== Written instruction ==
Would it be possible to write out each entry below exactly, without the pictures?

Extracted data entries:
────
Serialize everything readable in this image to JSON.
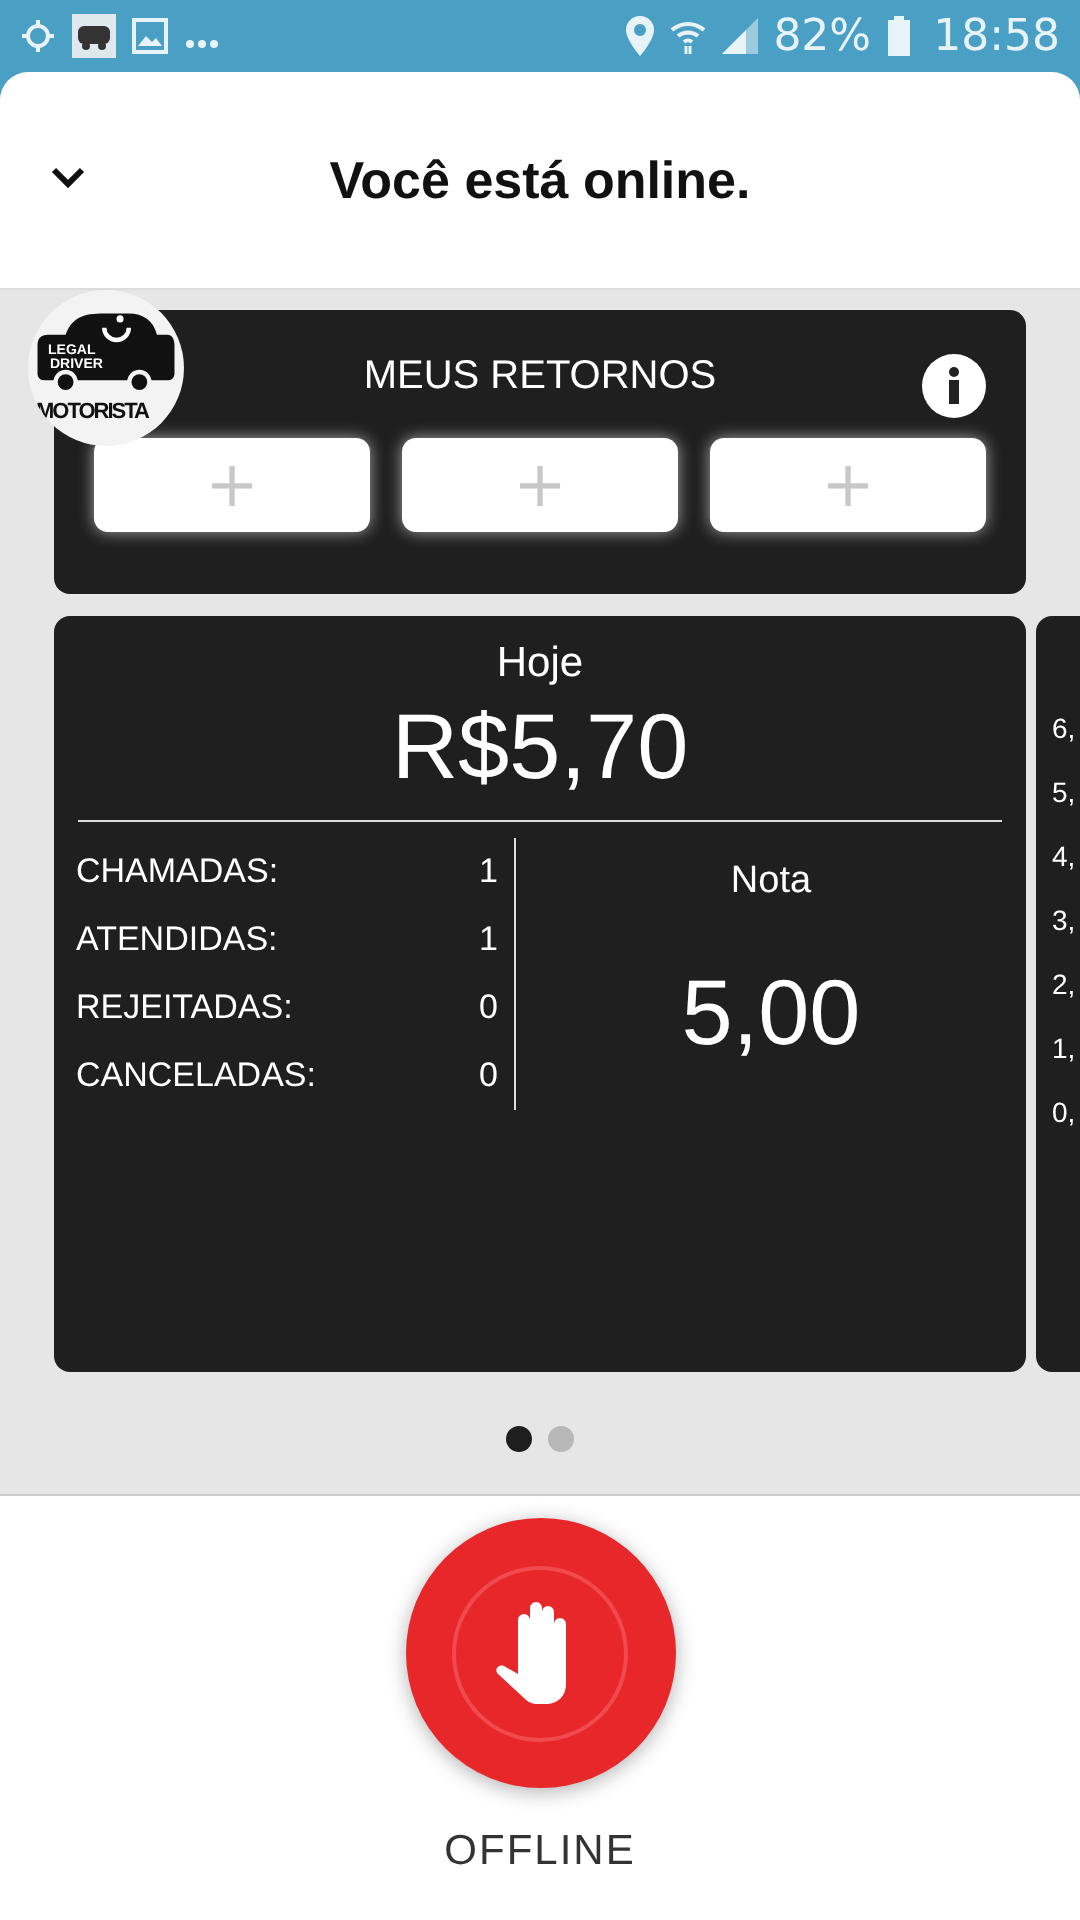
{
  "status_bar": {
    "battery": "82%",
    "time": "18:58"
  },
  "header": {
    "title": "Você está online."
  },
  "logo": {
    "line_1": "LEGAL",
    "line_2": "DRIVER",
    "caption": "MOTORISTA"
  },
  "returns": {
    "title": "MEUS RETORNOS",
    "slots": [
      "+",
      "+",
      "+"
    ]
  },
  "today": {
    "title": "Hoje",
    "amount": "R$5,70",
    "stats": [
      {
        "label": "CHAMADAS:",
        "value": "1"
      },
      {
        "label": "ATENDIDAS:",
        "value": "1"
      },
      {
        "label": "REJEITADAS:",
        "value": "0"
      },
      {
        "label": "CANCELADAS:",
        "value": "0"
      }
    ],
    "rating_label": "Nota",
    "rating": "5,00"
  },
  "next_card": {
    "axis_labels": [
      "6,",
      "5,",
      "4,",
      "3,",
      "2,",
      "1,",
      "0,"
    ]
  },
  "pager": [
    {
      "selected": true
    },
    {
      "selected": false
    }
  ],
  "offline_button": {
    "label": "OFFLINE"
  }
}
────
== Complete response ==
Serialize everything readable in this image to JSON.
{
  "status_bar": {
    "battery": "82%",
    "time": "18:58"
  },
  "header": {
    "title": "Você está online."
  },
  "logo": {
    "line_1": "LEGAL",
    "line_2": "DRIVER",
    "caption": "MOTORISTA"
  },
  "returns": {
    "title": "MEUS RETORNOS",
    "slots": [
      "+",
      "+",
      "+"
    ]
  },
  "today": {
    "title": "Hoje",
    "amount": "R$5,70",
    "stats": [
      {
        "label": "CHAMADAS:",
        "value": "1"
      },
      {
        "label": "ATENDIDAS:",
        "value": "1"
      },
      {
        "label": "REJEITADAS:",
        "value": "0"
      },
      {
        "label": "CANCELADAS:",
        "value": "0"
      }
    ],
    "rating_label": "Nota",
    "rating": "5,00"
  },
  "next_card": {
    "axis_labels": [
      "6,",
      "5,",
      "4,",
      "3,",
      "2,",
      "1,",
      "0,"
    ]
  },
  "pager": [
    {
      "selected": true
    },
    {
      "selected": false
    }
  ],
  "offline_button": {
    "label": "OFFLINE"
  }
}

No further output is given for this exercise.